#### Requirement 1:
List every error code named in the AIO patch thread below.
#### Requirement 2:
Carry on the AIO patch thread below, starting after its final sentence.

#### Selected extract:
= = = = =

Andrew,
Here is a patch to fix EINVAL handling in io_submit_one() that was
causing a process hang when attempting AIO to a device not able
to handle aio. I hit this doing a AIO read from /dev/zero. The
process would hang on exit in wait_for_all_aios(). The fix is
to check for EINVAL coming back from aio_setup_iocb() in addition
to the EFAULT and EBADF already there. This causes the io_submit
to fail with EINVAL. That check looks error prone.
Are there other error return values where it should jump to the
aio_put_req()? Should the check be:
if (ret != 0 && ret != -EIOCBQUEUED)
goto out_put_req;
Thanks,
Daniel McNeil <[email protected]>
Daniel McNeil wrote:
>Are there other error return values where it should jump to the
>aio_put_req()? Should the check be:
>
>
The situation is much worse. The io_submit_one() code in 2.5.71
distinguishes between conditions where io_submit should fail (which goto
out_put_req) and conditions where the queued operation completes
immediately (which result in a call to aio_complete()). The patch in
2.5.71-mm1 which separates out aio_setup_iocb() loses track of this
distinction, mishandling any case where the queued operation completes
immediately. Aio poll, for instance, depends on being able to indicate
immediate completion.
So the part of aio-01-retry.patch that splits out aio_setup_iocb() is
completely broken.

= = = = =

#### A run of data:
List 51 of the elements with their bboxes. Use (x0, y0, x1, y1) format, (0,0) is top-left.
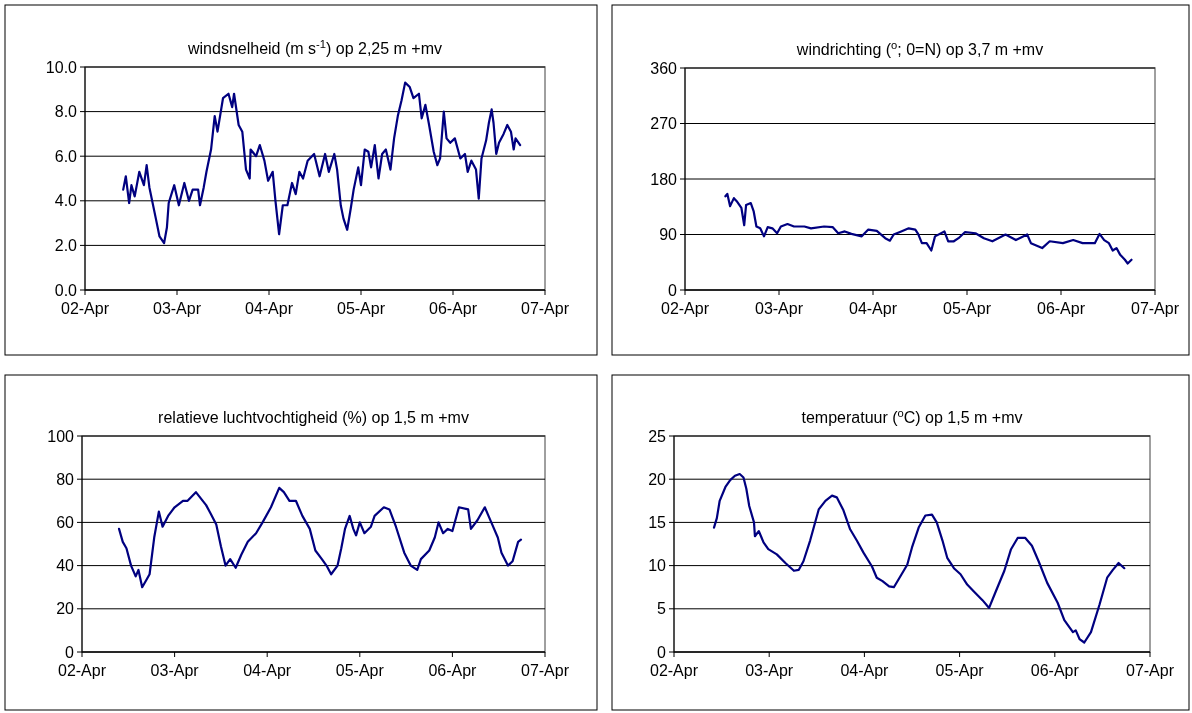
y-tick-label: 360 (650, 59, 678, 77)
y-tick-label: 6.0 (54, 147, 78, 165)
x-tick-label: 03-Apr (754, 300, 804, 317)
x-tick-label: 07-Apr (520, 300, 570, 317)
x-tick-label: 02-Apr (660, 300, 710, 317)
x-tick-label: 06-Apr (1036, 300, 1086, 317)
y-tick-label: 4.0 (54, 192, 78, 210)
y-tick-label: 25 (648, 427, 667, 445)
y-tick-label: 0.0 (54, 281, 78, 299)
x-tick-label: 05-Apr (335, 662, 385, 679)
x-tick-label: 03-Apr (150, 662, 200, 679)
y-tick-label: 270 (650, 115, 678, 133)
chart-title: temperatuur ($^{o}$C) op 1,5 m +mv (801, 407, 1023, 426)
chart-title: windsnelheid (m s$^{-1}$) op 2,25 m +mv (186, 38, 443, 57)
y-tick-label: 10.0 (45, 58, 78, 76)
x-tick-label: 03-Apr (152, 300, 202, 317)
y-tick-label: 80 (56, 470, 75, 488)
x-tick-label: 05-Apr (942, 300, 992, 317)
y-tick-label: 15 (648, 514, 667, 531)
y-tick-label: 20 (56, 600, 75, 618)
y-tick-label: 60 (56, 514, 75, 531)
x-tick-label: 06-Apr (428, 300, 478, 317)
x-tick-label: 04-Apr (244, 300, 294, 317)
x-tick-label: 07-Apr (520, 662, 570, 679)
y-tick-label: 8.0 (54, 103, 78, 121)
x-tick-label: 05-Apr (935, 662, 985, 679)
x-tick-label: 03-Apr (745, 662, 794, 679)
y-tick-label: 90 (659, 226, 678, 244)
x-tick-label: 04-Apr (243, 662, 292, 679)
x-tick-label: 02-Apr (57, 662, 107, 679)
y-tick-label: 20 (648, 470, 667, 488)
chart-title: windrichting ($^{o}$; 0=N) op 3,7 m +mv (795, 39, 1044, 58)
x-tick-label: 04-Apr (848, 300, 898, 317)
y-tick-label: 10 (648, 557, 667, 575)
y-tick-label: 100 (47, 427, 75, 445)
y-tick-label: 0 (65, 643, 75, 661)
x-tick-label: 07-Apr (1130, 300, 1180, 317)
y-tick-label: 0 (668, 281, 678, 299)
x-tick-label: 02-Apr (60, 300, 110, 317)
x-tick-label: 02-Apr (649, 662, 699, 679)
y-tick-label: 180 (650, 170, 678, 188)
y-tick-label: 2.0 (54, 237, 78, 254)
x-tick-label: 05-Apr (336, 300, 386, 317)
y-tick-label: 0 (657, 643, 667, 661)
x-tick-label: 06-Apr (1030, 662, 1080, 679)
x-tick-label: 04-Apr (840, 662, 890, 679)
x-tick-label: 07-Apr (1125, 662, 1175, 679)
x-tick-label: 06-Apr (428, 662, 478, 679)
chart-title: relatieve luchtvochtigheid (%) op 1,5 m +mv (158, 409, 469, 426)
y-tick-label: 40 (56, 557, 75, 575)
y-tick-label: 5 (657, 600, 667, 618)
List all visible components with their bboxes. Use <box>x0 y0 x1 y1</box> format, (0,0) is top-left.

= = = = =

#### Task response 1:
EINVAL, EFAULT, EBADF, EIOCBQUEUED

#### Task response 2:
On Mon, Jun 16, 2003 at 06:33:13PM -0700, John Myers wrote:
>
> Daniel McNeil wrote:
>
> >Are there other error return values where it should jump to the
> >aio_put_req()? Should the check be:
> >
> >
> The situation is much worse. The io_submit_one() code in 2.5.71
> distinguishes between conditions where io_submit should fail (which goto
> out_put_req) and conditions where the queued operation completes
> immediately (which result in a call to aio_complete()). The patch in
> 2.5.71-mm1 which separates out aio_setup_iocb() loses track of this
> distinction, mishandling any case where the queued operation completes
> immediately. Aio poll, for instance, depends on being able to indicate
> immediate completion.
The code for aio_read/write does distinguish between these cases.
- if you spot a case where it doesn't do let me know.
aio_setup_iocb() just sets up the method after performing the
specified checks. Its aio_run_iocb() which actually executes it.
>
> So the part of aio-01-retry.patch that splits out aio_setup_iocb() is
> completely broken.
>
Actually, looking closer, I think its just aio poll that's
incorrectly merged here. The right way to implement aio poll in
the new model would have been to setup a retry method for it
in aio_setup_iocb(), not run generic_aio_poll() directly there.
Regards
Suparna
--
Suparna Bhattacharya ([email protected])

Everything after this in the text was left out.